> [Material provided]
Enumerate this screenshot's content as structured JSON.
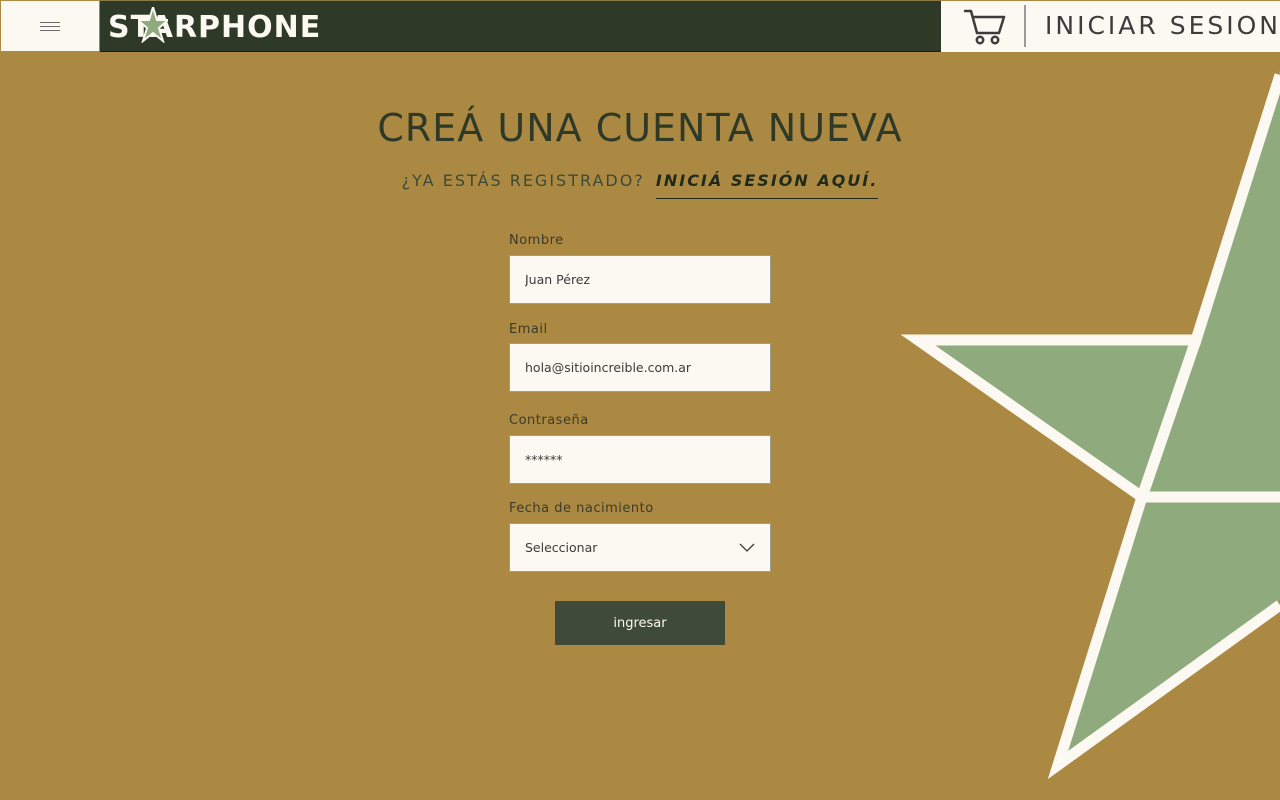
{
  "header": {
    "brand": "STARPHONE",
    "login_label": "INICIAR SESION"
  },
  "form": {
    "title": "CREÁ UNA CUENTA NUEVA",
    "subtitle_prefix": "¿YA ESTÁS REGISTRADO?",
    "subtitle_link": "INICIÁ SESIÓN AQUÍ.",
    "name_label": "Nombre",
    "name_value": "Juan Pérez",
    "email_label": "Email",
    "email_value": "hola@sitioincreible.com.ar",
    "password_label": "Contraseña",
    "password_value": "******",
    "birthdate_label": "Fecha de nacimiento",
    "birthdate_value": "Seleccionar",
    "submit_label": "ingresar"
  },
  "colors": {
    "background": "#AC8942",
    "header_dark": "#2E3A27",
    "cream": "#FCF8F2",
    "star_green": "#8FAA7D",
    "button": "#3F4A3A"
  },
  "icons": {
    "menu": "hamburger-menu-icon",
    "cart": "shopping-cart-icon",
    "dropdown": "chevron-down-icon",
    "decoration": "star-decoration"
  }
}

> [The problem]
Transcribe the material as is, with images omitted.

> [In response]
Enumerate this screenshot's content as structured JSON.
{
  "header": {
    "brand": "STARPHONE",
    "login_label": "INICIAR SESION"
  },
  "form": {
    "title": "CREÁ UNA CUENTA NUEVA",
    "subtitle_prefix": "¿YA ESTÁS REGISTRADO?",
    "subtitle_link": "INICIÁ SESIÓN AQUÍ.",
    "name_label": "Nombre",
    "name_value": "Juan Pérez",
    "email_label": "Email",
    "email_value": "hola@sitioincreible.com.ar",
    "password_label": "Contraseña",
    "password_value": "******",
    "birthdate_label": "Fecha de nacimiento",
    "birthdate_value": "Seleccionar",
    "submit_label": "ingresar"
  },
  "colors": {
    "background": "#AC8942",
    "header_dark": "#2E3A27",
    "cream": "#FCF8F2",
    "star_green": "#8FAA7D",
    "button": "#3F4A3A"
  },
  "icons": {
    "menu": "hamburger-menu-icon",
    "cart": "shopping-cart-icon",
    "dropdown": "chevron-down-icon",
    "decoration": "star-decoration"
  }
}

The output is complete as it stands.